## start Data shown

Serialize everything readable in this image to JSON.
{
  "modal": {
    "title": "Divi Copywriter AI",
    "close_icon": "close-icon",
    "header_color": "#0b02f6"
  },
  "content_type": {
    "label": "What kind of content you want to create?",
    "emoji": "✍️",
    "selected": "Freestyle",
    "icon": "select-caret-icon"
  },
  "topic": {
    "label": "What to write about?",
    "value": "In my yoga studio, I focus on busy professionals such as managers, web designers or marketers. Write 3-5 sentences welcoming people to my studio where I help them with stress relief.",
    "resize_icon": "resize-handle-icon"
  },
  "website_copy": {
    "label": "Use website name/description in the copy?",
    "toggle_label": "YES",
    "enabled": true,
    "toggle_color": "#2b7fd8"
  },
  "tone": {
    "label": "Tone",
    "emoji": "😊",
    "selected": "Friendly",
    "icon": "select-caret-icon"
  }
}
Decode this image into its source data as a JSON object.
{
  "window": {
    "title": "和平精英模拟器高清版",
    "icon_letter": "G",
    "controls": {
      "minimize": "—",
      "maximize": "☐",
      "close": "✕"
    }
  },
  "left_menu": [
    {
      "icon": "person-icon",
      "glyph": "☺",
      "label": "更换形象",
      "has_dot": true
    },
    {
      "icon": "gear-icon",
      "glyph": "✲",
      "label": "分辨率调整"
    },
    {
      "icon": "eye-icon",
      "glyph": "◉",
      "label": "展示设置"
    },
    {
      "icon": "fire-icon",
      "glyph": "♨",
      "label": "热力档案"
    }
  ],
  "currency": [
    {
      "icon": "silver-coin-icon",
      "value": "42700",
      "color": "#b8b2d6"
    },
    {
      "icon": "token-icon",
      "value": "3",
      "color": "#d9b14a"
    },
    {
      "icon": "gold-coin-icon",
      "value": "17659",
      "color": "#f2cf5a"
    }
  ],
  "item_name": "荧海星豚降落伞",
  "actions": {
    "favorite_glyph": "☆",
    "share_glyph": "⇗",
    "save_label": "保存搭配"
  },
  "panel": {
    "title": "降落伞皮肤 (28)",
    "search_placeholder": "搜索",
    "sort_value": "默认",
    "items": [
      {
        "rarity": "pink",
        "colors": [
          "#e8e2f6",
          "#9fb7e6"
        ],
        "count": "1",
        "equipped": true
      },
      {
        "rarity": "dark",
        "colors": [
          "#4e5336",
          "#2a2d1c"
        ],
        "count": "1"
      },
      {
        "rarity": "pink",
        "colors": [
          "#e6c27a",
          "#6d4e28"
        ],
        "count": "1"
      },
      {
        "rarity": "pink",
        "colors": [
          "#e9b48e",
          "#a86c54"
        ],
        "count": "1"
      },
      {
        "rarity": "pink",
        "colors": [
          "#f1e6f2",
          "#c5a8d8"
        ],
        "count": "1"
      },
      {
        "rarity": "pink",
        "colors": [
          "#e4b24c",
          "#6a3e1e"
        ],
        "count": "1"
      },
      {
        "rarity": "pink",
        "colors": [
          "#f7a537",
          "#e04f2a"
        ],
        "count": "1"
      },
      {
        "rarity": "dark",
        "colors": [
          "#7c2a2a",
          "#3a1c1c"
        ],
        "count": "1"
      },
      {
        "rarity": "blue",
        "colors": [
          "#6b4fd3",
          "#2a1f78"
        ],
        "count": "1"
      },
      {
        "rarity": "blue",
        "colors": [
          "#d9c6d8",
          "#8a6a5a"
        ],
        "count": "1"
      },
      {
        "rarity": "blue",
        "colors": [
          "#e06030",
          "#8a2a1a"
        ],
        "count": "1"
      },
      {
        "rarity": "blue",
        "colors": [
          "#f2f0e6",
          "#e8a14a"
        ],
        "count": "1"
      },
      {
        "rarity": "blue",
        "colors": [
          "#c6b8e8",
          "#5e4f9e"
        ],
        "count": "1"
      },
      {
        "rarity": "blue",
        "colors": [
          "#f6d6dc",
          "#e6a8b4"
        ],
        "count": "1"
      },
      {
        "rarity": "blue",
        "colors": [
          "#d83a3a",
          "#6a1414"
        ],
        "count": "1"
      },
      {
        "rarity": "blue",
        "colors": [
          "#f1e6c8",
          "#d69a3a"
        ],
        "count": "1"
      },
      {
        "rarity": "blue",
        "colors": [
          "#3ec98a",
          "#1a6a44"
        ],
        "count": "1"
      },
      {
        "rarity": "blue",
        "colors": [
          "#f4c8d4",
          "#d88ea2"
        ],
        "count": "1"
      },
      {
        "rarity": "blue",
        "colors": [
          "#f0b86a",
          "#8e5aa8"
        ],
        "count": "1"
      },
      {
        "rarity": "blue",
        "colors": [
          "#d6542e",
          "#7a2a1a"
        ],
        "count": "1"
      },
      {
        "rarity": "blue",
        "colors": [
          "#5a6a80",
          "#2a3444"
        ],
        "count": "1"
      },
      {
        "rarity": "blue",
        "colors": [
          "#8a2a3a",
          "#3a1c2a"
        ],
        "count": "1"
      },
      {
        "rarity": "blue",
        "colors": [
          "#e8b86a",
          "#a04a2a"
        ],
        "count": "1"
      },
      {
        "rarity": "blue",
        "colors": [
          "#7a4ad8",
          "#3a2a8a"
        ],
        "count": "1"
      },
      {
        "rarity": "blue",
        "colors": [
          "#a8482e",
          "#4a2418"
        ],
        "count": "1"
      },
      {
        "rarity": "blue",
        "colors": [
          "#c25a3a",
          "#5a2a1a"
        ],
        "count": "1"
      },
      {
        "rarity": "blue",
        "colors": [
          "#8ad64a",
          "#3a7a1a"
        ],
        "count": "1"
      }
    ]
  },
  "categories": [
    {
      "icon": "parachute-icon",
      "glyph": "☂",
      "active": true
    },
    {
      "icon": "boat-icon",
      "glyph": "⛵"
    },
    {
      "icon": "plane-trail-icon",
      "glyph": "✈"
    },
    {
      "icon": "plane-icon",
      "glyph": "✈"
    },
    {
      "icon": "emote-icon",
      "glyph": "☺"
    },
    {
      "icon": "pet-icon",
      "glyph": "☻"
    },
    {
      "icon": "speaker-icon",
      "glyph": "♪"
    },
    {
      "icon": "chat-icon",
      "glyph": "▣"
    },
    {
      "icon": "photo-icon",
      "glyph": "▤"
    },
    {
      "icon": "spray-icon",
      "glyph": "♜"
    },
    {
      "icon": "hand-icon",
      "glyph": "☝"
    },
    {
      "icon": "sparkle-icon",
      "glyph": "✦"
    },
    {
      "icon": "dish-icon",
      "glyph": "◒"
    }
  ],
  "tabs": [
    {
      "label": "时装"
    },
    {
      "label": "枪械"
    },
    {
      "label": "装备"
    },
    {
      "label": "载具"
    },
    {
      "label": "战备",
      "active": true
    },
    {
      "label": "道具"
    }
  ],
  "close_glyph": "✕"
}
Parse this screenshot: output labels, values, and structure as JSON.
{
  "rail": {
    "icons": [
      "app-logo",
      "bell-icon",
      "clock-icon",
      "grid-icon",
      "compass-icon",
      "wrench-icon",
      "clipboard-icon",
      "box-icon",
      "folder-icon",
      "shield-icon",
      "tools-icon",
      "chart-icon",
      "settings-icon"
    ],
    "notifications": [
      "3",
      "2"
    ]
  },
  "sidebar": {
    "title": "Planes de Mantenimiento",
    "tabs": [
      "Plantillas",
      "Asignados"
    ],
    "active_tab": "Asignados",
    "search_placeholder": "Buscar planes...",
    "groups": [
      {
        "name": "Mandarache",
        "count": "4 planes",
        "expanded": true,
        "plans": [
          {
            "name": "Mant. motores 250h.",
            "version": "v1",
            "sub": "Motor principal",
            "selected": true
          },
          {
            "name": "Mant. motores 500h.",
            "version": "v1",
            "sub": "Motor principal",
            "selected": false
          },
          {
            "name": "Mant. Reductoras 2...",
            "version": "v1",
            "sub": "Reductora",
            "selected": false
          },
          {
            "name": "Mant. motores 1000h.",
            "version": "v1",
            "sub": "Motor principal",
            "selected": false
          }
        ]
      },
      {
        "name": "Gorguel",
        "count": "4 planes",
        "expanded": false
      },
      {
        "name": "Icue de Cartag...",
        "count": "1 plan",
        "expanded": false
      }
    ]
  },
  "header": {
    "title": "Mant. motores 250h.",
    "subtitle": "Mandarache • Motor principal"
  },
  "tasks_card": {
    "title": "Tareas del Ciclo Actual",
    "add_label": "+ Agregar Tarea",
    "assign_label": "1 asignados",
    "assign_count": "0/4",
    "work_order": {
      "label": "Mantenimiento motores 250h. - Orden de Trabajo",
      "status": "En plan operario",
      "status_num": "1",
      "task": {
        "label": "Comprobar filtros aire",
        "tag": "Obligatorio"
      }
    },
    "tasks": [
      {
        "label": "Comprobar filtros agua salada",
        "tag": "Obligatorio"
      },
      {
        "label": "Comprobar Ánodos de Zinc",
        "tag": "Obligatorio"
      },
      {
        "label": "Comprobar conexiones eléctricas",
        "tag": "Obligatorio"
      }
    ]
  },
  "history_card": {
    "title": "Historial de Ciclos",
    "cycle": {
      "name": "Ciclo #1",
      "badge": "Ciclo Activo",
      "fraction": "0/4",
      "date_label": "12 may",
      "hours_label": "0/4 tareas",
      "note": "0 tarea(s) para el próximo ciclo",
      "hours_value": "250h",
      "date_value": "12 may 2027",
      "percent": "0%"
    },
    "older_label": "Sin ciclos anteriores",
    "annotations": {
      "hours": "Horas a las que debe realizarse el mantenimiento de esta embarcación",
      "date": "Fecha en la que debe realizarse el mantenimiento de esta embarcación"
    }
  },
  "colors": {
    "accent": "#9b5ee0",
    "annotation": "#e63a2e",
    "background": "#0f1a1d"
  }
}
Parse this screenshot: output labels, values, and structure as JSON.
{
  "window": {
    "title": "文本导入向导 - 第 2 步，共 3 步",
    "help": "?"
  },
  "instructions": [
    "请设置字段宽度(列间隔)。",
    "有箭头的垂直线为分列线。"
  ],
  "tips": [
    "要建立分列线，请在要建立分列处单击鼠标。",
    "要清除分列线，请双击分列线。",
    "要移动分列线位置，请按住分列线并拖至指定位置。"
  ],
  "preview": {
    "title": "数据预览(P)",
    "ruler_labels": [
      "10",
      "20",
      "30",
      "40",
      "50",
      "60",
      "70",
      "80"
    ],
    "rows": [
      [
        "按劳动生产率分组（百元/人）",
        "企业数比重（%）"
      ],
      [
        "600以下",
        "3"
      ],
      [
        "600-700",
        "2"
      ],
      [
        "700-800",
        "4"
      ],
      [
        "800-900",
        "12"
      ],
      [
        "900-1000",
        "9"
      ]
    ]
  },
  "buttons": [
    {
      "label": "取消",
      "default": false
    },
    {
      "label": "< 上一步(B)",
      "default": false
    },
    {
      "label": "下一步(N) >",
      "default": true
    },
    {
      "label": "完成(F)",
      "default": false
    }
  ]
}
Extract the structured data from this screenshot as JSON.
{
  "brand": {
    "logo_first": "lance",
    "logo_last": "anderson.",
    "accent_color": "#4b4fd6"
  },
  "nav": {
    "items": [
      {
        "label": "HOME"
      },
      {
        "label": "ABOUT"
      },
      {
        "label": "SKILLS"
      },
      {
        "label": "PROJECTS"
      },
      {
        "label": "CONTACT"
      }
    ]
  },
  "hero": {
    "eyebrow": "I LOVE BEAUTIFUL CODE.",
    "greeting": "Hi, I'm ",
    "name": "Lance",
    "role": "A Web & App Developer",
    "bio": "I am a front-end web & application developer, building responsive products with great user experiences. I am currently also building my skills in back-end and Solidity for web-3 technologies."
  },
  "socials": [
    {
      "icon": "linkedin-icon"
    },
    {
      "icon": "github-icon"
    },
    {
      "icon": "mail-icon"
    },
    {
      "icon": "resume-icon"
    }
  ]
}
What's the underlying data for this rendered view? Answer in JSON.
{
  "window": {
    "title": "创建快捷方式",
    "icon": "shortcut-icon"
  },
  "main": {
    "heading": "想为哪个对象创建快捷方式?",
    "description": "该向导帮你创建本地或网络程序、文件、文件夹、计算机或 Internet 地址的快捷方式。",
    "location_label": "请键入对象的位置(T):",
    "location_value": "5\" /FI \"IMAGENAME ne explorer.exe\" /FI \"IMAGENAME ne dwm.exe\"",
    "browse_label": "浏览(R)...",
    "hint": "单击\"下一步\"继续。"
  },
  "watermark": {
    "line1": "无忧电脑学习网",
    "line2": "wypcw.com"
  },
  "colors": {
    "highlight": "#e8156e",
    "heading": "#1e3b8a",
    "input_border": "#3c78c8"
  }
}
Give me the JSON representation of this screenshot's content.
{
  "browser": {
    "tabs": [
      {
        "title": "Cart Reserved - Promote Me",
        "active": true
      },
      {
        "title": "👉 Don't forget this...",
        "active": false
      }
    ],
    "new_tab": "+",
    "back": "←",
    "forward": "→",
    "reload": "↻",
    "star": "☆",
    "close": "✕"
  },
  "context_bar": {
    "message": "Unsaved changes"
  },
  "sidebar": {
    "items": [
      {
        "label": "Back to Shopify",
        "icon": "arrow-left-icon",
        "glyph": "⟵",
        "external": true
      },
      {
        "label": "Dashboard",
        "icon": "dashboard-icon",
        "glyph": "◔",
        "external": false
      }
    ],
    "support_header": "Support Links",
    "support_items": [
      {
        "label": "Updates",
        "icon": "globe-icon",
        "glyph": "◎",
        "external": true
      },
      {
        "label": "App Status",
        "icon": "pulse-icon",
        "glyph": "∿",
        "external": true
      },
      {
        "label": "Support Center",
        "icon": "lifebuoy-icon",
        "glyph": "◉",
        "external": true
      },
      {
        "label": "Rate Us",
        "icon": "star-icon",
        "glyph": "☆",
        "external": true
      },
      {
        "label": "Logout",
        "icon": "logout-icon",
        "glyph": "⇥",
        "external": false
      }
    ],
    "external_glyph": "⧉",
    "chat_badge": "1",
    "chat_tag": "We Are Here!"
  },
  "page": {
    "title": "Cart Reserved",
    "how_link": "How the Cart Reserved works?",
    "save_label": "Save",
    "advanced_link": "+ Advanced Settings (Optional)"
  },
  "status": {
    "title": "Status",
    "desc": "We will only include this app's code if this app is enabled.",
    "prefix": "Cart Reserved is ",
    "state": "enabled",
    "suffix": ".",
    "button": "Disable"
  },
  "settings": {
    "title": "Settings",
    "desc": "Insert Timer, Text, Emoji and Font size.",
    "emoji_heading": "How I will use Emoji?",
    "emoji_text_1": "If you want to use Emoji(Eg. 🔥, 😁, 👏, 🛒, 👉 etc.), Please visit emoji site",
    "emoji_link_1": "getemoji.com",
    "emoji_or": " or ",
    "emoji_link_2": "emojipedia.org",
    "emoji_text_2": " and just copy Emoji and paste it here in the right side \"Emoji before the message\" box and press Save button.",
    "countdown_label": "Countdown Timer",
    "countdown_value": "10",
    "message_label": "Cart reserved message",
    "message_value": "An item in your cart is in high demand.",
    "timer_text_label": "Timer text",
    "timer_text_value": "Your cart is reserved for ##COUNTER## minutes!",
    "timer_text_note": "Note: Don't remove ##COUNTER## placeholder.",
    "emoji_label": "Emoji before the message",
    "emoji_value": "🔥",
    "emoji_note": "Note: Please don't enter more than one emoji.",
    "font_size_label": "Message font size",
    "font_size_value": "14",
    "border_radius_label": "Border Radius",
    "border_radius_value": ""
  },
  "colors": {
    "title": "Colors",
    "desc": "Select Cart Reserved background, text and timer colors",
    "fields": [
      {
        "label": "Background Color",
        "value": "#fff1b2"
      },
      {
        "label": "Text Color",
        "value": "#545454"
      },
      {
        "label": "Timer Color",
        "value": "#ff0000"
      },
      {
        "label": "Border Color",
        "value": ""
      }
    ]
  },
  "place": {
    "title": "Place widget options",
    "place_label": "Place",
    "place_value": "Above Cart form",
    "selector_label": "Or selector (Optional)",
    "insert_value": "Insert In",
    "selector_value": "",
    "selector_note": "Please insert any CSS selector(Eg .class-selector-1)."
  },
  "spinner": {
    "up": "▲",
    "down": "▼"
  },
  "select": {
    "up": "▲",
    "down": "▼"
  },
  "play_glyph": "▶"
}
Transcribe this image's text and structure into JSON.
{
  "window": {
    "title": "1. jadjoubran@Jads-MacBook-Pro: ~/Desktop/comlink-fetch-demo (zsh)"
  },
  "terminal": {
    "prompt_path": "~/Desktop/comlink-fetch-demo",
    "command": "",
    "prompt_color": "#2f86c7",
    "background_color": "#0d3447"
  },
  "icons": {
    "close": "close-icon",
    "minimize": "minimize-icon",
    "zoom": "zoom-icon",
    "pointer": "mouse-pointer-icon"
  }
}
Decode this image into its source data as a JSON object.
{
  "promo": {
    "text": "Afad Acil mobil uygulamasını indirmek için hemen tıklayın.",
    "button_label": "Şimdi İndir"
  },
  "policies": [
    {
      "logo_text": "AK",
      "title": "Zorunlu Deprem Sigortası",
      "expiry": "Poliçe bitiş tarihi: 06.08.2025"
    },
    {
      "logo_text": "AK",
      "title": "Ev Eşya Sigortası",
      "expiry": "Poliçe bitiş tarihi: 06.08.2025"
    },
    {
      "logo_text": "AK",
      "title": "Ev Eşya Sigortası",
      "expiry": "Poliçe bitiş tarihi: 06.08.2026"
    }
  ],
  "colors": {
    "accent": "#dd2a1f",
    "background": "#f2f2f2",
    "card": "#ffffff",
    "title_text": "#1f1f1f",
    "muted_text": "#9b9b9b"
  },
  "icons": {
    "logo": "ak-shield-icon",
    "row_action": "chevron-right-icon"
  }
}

## end Data shown

Written exercise: Show each line of the data that contains the string "want".

Answer to the exercise:
    "label": "What kind of content you want to create?",
    "emoji_text_1": "If you want to use Emoji(Eg. 🔥, 😁, 👏, 🛒, 👉 etc.), Please visit emoji site",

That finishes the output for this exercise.